Problem to work on
Count every line of the listing where the string "operation" occurs, and reply with the count alone.

Extracted records
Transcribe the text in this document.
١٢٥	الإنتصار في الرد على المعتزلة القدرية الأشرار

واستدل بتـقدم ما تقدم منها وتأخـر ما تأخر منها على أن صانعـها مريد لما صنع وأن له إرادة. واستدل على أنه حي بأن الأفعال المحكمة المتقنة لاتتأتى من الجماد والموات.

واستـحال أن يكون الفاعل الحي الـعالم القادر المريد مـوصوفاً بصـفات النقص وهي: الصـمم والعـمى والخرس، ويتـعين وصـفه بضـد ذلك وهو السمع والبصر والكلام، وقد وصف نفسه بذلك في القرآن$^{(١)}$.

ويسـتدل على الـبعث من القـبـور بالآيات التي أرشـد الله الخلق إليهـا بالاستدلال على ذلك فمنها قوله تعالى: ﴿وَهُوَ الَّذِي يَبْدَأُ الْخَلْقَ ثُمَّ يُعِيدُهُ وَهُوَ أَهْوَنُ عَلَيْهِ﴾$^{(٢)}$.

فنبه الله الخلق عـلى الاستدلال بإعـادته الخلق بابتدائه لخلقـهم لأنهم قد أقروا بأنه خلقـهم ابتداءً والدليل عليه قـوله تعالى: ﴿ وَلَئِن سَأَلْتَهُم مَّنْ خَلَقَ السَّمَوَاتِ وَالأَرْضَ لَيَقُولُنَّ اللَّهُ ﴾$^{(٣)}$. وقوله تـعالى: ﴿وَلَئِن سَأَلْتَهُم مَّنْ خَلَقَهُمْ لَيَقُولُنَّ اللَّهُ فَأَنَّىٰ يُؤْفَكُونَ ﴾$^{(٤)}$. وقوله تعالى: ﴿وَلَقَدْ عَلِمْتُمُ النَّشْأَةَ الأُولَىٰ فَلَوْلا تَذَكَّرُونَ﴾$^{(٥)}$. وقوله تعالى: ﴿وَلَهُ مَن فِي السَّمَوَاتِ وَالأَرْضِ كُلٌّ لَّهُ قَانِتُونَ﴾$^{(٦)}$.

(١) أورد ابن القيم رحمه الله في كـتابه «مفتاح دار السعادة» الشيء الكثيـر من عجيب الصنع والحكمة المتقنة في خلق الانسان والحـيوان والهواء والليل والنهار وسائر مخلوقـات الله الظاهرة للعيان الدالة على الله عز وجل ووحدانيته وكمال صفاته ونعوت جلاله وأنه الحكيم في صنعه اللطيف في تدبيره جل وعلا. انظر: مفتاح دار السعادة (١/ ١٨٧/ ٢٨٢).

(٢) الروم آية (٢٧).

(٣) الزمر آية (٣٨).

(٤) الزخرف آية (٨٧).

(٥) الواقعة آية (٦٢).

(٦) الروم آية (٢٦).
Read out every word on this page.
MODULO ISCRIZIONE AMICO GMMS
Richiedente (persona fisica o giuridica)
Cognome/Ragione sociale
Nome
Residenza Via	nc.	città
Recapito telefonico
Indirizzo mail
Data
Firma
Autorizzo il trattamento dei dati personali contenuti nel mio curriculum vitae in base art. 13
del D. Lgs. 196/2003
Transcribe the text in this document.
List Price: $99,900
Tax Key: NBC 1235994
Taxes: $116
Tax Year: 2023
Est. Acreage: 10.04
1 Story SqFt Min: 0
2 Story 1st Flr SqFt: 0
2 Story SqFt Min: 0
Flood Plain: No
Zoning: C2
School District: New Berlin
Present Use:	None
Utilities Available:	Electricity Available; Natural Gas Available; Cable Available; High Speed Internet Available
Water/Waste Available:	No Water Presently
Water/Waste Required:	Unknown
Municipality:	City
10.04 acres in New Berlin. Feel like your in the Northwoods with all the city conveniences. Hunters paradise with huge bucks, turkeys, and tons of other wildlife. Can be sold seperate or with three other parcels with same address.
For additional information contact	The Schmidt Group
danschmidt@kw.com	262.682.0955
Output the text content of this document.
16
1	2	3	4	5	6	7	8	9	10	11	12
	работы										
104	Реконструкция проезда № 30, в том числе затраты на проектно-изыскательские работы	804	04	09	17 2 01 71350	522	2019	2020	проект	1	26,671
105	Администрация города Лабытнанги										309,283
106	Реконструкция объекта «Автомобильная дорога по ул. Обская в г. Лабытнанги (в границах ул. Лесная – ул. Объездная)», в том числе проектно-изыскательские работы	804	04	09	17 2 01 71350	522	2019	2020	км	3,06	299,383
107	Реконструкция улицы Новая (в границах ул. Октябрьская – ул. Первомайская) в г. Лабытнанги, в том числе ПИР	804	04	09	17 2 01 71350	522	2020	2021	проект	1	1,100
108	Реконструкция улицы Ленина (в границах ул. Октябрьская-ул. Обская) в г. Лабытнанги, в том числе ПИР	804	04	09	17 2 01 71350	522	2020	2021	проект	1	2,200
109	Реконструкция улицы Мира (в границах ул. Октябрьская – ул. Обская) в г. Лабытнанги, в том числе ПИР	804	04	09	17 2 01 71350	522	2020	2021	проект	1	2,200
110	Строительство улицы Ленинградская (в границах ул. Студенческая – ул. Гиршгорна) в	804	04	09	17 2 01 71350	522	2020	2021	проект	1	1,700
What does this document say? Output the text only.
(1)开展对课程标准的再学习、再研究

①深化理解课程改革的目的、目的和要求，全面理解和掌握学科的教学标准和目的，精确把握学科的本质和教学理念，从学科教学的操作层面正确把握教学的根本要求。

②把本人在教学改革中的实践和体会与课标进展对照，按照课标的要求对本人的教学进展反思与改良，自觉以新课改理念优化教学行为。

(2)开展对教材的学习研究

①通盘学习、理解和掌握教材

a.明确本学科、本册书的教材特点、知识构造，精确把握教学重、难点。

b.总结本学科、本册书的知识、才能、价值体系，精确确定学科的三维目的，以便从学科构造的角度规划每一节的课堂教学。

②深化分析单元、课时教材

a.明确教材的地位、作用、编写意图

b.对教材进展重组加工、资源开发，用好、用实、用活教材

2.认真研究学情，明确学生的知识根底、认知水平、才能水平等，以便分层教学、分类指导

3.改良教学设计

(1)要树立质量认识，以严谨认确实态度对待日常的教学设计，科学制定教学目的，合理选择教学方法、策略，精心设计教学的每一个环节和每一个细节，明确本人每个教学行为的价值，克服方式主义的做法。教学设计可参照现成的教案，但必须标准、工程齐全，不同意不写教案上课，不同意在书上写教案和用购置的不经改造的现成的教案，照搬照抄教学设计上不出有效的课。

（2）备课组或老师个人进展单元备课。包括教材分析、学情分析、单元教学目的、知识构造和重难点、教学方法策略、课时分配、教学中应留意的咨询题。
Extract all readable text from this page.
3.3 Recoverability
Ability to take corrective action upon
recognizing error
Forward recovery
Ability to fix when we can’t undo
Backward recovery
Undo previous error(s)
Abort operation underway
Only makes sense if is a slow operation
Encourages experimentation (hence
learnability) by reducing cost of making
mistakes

Task solution
2